The records below must be retyped exactly.

>> start

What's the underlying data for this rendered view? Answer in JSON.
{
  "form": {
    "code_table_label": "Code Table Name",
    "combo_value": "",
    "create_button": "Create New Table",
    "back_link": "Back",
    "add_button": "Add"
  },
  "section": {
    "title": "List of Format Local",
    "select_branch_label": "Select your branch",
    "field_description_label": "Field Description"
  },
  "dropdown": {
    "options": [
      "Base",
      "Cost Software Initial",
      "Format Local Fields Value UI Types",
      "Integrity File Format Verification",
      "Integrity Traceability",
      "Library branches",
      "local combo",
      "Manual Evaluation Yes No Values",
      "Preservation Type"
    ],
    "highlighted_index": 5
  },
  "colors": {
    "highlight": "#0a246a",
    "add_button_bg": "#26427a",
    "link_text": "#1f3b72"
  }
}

>> end

### Final result:
What's the underlying data for this rendered view? Answer in JSON.
{
  "form": {
    "code_table_label": "Code Table Name",
    "combo_value": "",
    "create_button": "Create New Table",
    "back_link": "Back",
    "add_button": "Add"
  },
  "section": {
    "title": "List of Format Local",
    "select_branch_label": "Select your branch",
    "field_description_label": "Field Description"
  },
  "dropdown": {
    "options": [
      "Base",
      "Cost Software Initial",
      "Format Local Fields Value UI Types",
      "Integrity File Format Verification",
      "Integrity Traceability",
      "Library branches",
      "local combo",
      "Manual Evaluation Yes No Values",
      "Preservation Type"
    ],
    "highlighted_index": 5
  },
  "colors": {
    "highlight": "#0a246a",
    "add_button_bg": "#26427a",
    "link_text": "#1f3b72"
  }
}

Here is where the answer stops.